Scaling, in terms of the internet, is a product or service’s ability to expand exponentially to meet need. There are two types of scalability: vertical scalability is the traditional and easiest was to expand – by upgrading the hardware you already own, and horizontal scalability is where you create a network of hardware which can expand (and contract) to suit demand at a given time.
Let’s all face it: the internet is only going to get bigger. Recent events such as the uprisings of Egypt and Libya have proved without doubt that the third world is beginning to utilise the internet in the same way the west has been. Companies are using their servers to calculate evermore complex statistics from ever larger stores of raw data. With this fairly recent onslaught of new users and more complex computation, more and more developers will have to face up to the reality that they will eventually have to scale in some form or another in order for their service or product to remain reliable in a rapidly growing world.
So what does it mean to scale? Scalability is the way in which the application is able to handle a sudden influx of users, or a sudden need for more processing power. Many websites have succumbed to the “digg” or “slashdot” effect, whereby their server’s traffic or resources suddenly spike to the point where the server cannot handle the load. This causes the server to be flooded highly unreliable as it struggles to manage the large amount of data it has to process. Needless to say, if the website you are running is commercial, this could end up with a lot of unhappy customers, or a distinct lack of new customers despite being featured on a large website. Staying “digg proof” can be a matter of your business exceeding and failing.
Why bother scaling horizontally? It is true that scaling vertically is the easy solution – simply boost your ram, add a few cores and instant gratification is yours. The problem with this mindset, however, is that this simply isn’t future proof. One day, your site might get really popular, and you really would have wished you’d had planned ahead.

> **RECORD EXTRACTS**:
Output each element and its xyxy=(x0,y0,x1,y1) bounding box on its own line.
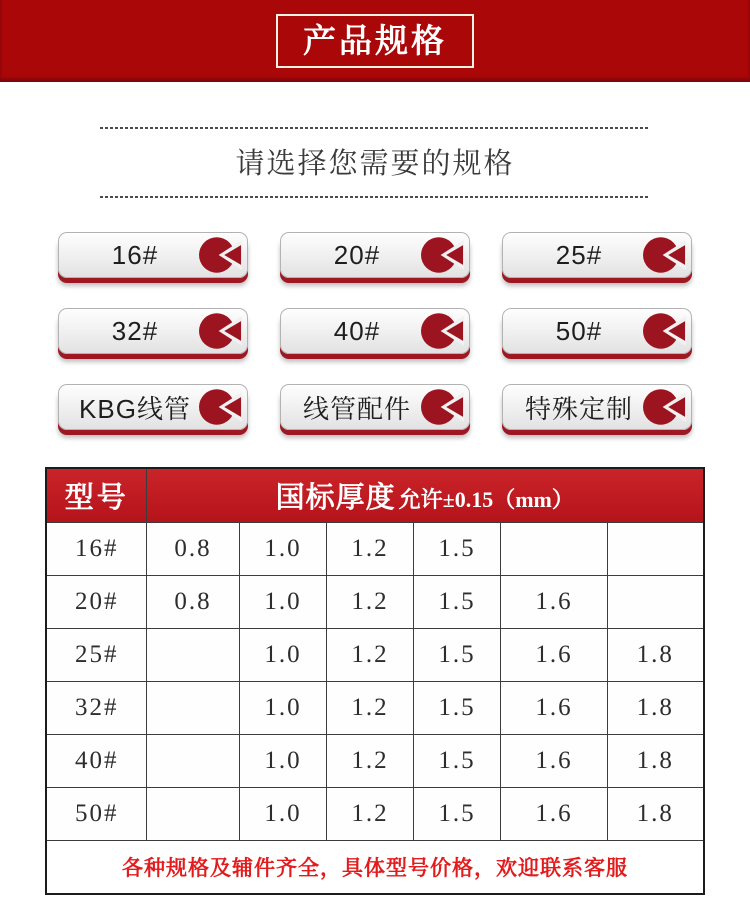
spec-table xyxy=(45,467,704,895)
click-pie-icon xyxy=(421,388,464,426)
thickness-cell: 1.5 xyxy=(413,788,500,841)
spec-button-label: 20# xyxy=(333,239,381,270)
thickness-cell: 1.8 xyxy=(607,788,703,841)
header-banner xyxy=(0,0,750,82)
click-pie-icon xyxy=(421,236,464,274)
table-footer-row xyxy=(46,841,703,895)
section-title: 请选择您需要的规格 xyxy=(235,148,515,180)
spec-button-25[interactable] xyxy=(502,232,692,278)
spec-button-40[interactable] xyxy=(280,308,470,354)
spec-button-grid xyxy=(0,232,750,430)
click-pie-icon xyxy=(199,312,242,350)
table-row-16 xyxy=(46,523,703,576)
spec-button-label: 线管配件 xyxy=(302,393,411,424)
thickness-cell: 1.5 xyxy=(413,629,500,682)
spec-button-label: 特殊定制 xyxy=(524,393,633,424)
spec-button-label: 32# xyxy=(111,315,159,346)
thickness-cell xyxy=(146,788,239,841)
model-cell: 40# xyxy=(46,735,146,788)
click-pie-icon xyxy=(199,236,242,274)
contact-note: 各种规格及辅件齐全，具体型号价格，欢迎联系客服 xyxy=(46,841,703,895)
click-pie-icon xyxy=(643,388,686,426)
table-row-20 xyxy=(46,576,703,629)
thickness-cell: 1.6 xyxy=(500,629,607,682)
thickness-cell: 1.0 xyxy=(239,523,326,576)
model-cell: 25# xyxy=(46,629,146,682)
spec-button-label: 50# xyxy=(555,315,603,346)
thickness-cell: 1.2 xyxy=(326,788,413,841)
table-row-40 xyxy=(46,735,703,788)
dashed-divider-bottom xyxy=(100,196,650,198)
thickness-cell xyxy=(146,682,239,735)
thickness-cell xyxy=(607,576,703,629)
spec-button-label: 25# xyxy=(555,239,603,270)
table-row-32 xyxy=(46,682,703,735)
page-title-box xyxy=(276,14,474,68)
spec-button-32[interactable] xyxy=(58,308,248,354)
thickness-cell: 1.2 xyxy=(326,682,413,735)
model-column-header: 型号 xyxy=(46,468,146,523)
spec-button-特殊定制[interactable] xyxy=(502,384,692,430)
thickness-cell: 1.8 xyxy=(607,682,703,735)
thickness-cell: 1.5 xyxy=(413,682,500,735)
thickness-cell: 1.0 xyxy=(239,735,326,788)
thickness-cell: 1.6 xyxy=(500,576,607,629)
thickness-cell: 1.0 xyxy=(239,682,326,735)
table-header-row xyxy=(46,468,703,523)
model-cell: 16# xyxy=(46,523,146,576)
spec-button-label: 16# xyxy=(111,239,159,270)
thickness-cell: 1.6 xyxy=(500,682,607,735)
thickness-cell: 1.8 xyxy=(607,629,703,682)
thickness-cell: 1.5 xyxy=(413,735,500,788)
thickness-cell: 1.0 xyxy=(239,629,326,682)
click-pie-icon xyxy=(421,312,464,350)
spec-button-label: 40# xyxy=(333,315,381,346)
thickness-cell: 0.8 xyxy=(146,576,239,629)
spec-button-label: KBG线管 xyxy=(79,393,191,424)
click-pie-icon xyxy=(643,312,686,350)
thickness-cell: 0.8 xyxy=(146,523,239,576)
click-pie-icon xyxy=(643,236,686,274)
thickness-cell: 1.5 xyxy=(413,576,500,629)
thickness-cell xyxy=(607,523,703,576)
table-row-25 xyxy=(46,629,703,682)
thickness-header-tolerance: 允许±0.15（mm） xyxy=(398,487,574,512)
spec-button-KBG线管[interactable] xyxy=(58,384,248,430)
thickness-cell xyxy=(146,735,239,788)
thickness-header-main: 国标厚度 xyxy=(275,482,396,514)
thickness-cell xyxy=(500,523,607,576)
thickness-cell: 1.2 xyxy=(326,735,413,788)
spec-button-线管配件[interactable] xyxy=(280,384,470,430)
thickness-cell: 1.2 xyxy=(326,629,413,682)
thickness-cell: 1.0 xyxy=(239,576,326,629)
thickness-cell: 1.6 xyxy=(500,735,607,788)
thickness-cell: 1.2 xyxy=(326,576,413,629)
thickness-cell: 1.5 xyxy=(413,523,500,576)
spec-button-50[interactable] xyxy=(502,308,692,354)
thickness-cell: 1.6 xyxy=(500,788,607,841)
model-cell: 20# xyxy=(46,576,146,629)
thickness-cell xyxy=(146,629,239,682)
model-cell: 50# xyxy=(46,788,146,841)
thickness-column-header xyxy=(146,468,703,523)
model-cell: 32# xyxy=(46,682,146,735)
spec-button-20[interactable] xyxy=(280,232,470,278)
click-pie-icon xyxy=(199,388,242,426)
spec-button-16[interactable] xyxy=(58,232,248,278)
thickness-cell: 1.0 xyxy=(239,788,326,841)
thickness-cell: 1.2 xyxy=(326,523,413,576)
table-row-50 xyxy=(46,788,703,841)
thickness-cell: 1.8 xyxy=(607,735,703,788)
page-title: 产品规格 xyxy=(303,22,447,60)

> **OBJECTIVE**:
Can you reproduce the full text on scaling web services, word for word from its first sentence to its last?

> **RESPONSE TO THE EXERCISE**:
Scaling, in terms of the internet, is a product or service’s ability to expand exponentially to meet need. There are two types of scalability: vertical scalability is the traditional and easiest was to expand – by upgrading the hardware you already own, and horizontal scalability is where you create a network of hardware which can expand (and contract) to suit demand at a given time.
Let’s all face it: the internet is only going to get bigger. Recent events such as the uprisings of Egypt and Libya have proved without doubt that the third world is beginning to utilise the internet in the same way the west has been. Companies are using their servers to calculate evermore complex statistics from ever larger stores of raw data. With this fairly recent onslaught of new users and more complex computation, more and more developers will have to face up to the reality that they will eventually have to scale in some form or another in order for their service or product to remain reliable in a rapidly growing world.
So what does it mean to scale? Scalability is the way in which the application is able to handle a sudden influx of users, or a sudden need for more processing power. Many websites have succumbed to the “digg” or “slashdot” effect, whereby their server’s traffic or resources suddenly spike to the point where the server cannot handle the load. This causes the server to be flooded highly unreliable as it struggles to manage the large amount of data it has to process. Needless to say, if the website you are running is commercial, this could end up with a lot of unhappy customers, or a distinct lack of new customers despite being featured on a large website. Staying “digg proof” can be a matter of your business exceeding and failing.
Why bother scaling horizontally? It is true that scaling vertically is the easy solution – simply boost your ram, add a few cores and instant gratification is yours. The problem with this mindset, however, is that this simply isn’t future proof. One day, your site might get really popular, and you really would have wished you’d had planned ahead.